+++ INFORMATION SUPPLIED +++

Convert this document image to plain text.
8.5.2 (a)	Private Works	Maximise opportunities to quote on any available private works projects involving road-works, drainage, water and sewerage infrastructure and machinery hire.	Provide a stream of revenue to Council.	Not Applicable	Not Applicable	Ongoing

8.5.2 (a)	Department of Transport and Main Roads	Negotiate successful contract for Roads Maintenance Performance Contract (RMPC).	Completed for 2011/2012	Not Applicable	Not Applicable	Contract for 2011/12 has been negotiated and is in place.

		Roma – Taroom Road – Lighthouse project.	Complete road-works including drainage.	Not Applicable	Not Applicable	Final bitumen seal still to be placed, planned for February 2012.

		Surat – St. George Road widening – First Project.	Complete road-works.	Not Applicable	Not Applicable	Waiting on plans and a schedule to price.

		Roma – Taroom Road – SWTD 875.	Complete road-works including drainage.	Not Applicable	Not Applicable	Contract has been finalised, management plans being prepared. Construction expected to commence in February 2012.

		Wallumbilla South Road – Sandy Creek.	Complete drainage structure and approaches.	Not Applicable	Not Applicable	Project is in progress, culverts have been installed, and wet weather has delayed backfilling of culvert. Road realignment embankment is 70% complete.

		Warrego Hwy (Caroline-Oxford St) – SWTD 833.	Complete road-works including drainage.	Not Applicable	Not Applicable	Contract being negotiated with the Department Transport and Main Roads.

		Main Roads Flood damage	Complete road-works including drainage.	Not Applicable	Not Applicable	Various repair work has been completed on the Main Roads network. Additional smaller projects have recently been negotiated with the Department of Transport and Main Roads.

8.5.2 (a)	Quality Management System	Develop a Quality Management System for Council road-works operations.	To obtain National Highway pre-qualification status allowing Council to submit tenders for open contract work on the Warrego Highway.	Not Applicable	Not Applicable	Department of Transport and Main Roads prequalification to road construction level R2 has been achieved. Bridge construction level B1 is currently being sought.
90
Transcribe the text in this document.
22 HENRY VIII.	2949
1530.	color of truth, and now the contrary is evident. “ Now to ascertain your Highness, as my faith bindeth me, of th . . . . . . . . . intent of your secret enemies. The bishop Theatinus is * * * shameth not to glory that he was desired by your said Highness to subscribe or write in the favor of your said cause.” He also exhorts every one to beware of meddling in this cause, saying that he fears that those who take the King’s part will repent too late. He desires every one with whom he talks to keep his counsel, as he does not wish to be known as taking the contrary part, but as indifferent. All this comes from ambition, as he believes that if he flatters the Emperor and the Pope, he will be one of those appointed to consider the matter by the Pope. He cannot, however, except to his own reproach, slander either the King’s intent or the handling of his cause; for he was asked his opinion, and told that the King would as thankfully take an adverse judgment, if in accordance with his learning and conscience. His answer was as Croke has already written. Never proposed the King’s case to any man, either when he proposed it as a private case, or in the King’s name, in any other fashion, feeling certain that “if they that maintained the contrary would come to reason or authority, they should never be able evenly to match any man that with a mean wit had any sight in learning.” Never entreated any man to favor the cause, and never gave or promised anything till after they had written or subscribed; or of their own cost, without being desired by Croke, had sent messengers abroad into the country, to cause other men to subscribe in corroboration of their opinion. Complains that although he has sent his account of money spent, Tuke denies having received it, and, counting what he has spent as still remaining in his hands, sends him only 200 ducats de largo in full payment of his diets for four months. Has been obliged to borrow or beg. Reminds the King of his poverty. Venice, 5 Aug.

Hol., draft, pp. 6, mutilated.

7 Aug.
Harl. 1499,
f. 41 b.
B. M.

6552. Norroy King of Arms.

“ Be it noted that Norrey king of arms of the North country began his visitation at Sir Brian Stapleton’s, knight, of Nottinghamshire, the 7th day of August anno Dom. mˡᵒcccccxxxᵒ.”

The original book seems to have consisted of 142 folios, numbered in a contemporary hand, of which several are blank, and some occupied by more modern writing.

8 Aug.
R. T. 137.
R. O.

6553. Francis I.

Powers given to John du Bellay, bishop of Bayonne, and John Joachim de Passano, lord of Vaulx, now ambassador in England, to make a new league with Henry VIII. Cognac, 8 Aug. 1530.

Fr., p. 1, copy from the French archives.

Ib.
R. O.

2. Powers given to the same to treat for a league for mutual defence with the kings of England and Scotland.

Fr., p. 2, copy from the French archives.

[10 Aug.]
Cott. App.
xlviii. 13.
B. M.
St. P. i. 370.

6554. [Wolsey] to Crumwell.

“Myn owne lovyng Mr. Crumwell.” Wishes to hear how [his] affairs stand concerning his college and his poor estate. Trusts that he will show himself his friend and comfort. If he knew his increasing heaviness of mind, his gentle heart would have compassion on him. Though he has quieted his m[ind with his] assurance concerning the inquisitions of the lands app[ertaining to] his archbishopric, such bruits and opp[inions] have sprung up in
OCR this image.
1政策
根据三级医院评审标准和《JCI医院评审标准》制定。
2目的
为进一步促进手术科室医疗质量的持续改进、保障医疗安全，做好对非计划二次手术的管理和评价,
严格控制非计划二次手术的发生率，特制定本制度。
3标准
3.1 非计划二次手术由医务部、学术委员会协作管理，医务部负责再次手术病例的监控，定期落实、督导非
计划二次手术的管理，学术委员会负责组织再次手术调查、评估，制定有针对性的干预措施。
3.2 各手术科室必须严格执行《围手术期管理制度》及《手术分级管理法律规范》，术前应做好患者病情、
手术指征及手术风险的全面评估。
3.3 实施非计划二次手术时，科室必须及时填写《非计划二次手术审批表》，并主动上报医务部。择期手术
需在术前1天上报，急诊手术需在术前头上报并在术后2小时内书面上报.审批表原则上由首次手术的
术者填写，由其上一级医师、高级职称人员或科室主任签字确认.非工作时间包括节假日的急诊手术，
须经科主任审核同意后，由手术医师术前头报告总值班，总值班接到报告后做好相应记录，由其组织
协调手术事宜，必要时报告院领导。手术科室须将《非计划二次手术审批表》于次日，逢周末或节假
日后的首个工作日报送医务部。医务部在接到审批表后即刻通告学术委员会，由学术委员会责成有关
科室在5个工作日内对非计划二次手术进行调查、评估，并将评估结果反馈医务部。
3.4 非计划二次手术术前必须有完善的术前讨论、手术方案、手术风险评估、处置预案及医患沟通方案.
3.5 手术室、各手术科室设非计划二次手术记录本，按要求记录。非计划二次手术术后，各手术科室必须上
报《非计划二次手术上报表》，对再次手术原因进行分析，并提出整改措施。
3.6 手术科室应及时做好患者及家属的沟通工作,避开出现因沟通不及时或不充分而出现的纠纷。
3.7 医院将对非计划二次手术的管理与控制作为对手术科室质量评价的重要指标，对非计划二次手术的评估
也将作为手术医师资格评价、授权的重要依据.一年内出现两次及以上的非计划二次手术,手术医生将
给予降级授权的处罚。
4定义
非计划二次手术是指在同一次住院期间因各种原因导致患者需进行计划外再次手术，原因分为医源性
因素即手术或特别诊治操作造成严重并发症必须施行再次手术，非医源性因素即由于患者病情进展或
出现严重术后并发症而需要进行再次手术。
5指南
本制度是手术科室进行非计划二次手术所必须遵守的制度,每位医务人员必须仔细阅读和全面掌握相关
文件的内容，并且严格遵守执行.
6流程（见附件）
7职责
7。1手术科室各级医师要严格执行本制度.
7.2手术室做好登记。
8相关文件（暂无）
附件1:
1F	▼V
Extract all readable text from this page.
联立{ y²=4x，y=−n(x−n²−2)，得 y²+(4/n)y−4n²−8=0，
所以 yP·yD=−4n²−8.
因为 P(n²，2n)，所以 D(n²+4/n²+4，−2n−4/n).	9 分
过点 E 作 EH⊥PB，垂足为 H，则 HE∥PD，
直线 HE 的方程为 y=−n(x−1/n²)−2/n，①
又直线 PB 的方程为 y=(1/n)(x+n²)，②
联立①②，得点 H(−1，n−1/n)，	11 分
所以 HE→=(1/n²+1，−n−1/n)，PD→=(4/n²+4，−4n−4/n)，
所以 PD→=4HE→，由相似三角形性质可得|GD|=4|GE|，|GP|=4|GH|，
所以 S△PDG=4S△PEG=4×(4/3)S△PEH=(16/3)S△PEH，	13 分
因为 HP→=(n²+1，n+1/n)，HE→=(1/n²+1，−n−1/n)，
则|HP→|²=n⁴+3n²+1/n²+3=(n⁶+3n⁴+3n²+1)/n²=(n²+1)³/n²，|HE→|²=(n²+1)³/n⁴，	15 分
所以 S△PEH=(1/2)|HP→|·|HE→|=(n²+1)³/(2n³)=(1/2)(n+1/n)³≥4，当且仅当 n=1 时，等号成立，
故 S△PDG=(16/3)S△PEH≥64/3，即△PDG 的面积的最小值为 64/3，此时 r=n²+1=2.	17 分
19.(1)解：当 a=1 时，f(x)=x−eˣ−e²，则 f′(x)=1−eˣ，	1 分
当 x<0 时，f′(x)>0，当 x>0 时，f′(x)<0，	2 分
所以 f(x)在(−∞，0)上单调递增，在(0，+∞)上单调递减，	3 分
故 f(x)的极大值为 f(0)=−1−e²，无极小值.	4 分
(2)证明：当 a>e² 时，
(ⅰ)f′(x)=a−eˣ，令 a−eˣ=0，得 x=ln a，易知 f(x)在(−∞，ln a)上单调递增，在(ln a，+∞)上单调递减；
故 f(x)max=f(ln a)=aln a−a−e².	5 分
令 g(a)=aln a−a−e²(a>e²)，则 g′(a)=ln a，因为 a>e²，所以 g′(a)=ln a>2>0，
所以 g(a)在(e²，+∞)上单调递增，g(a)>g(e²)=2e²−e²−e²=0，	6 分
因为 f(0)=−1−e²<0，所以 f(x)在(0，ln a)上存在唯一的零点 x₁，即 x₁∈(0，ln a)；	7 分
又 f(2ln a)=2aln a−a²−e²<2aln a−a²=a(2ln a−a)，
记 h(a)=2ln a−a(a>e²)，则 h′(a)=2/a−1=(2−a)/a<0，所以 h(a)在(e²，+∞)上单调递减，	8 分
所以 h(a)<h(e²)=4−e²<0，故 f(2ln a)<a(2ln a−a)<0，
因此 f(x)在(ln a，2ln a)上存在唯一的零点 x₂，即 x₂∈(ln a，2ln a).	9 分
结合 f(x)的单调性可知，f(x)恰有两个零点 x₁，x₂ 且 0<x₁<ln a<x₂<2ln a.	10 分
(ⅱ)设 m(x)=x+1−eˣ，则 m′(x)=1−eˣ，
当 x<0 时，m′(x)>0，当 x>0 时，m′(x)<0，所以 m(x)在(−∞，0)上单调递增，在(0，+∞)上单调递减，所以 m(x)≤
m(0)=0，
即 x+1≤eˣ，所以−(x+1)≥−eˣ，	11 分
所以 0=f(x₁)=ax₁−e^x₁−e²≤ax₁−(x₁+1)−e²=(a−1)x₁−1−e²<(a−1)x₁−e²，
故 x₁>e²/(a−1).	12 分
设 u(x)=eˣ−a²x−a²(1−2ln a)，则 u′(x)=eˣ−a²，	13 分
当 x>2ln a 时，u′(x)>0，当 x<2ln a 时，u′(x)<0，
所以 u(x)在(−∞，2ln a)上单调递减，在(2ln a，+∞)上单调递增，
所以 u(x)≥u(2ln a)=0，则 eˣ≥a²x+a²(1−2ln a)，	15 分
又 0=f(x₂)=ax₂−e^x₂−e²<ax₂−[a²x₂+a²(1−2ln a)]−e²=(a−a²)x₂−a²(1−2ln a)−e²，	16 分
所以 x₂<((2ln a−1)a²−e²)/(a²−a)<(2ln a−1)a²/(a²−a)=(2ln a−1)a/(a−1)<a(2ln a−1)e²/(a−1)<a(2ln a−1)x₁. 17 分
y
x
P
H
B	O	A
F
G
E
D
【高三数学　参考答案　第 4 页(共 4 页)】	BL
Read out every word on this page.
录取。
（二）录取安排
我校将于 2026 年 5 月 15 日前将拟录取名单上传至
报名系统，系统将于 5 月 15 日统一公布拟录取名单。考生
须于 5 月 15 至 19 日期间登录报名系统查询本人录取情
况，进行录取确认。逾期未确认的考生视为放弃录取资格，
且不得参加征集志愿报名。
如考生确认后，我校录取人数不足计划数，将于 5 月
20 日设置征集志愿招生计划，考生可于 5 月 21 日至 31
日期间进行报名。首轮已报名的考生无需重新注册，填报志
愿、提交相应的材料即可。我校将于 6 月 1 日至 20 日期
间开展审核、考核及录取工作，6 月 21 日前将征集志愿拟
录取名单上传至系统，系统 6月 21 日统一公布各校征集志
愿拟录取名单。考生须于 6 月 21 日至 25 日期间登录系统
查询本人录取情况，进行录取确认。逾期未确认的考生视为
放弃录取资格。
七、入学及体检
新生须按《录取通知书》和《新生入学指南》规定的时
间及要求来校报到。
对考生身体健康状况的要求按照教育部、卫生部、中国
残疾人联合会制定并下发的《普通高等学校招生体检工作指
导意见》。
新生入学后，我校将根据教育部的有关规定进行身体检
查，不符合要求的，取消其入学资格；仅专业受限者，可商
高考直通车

+++

■ WHAT IS REQUIRED
Locate the line that contains "Read out every word on this page.", then please quote it and every line after it to the end of the entries above, exactly and with nothing else.

■ WRITTEN ANSWER
Read out every word on this page.
录取。
（二）录取安排
我校将于 2026 年 5 月 15 日前将拟录取名单上传至
报名系统，系统将于 5 月 15 日统一公布拟录取名单。考生
须于 5 月 15 至 19 日期间登录报名系统查询本人录取情
况，进行录取确认。逾期未确认的考生视为放弃录取资格，
且不得参加征集志愿报名。
如考生确认后，我校录取人数不足计划数，将于 5 月
20 日设置征集志愿招生计划，考生可于 5 月 21 日至 31
日期间进行报名。首轮已报名的考生无需重新注册，填报志
愿、提交相应的材料即可。我校将于 6 月 1 日至 20 日期
间开展审核、考核及录取工作，6 月 21 日前将征集志愿拟
录取名单上传至系统，系统 6月 21 日统一公布各校征集志
愿拟录取名单。考生须于 6 月 21 日至 25 日期间登录系统
查询本人录取情况，进行录取确认。逾期未确认的考生视为
放弃录取资格。
七、入学及体检
新生须按《录取通知书》和《新生入学指南》规定的时
间及要求来校报到。
对考生身体健康状况的要求按照教育部、卫生部、中国
残疾人联合会制定并下发的《普通高等学校招生体检工作指
导意见》。
新生入学后，我校将根据教育部的有关规定进行身体检
查，不符合要求的，取消其入学资格；仅专业受限者，可商
高考直通车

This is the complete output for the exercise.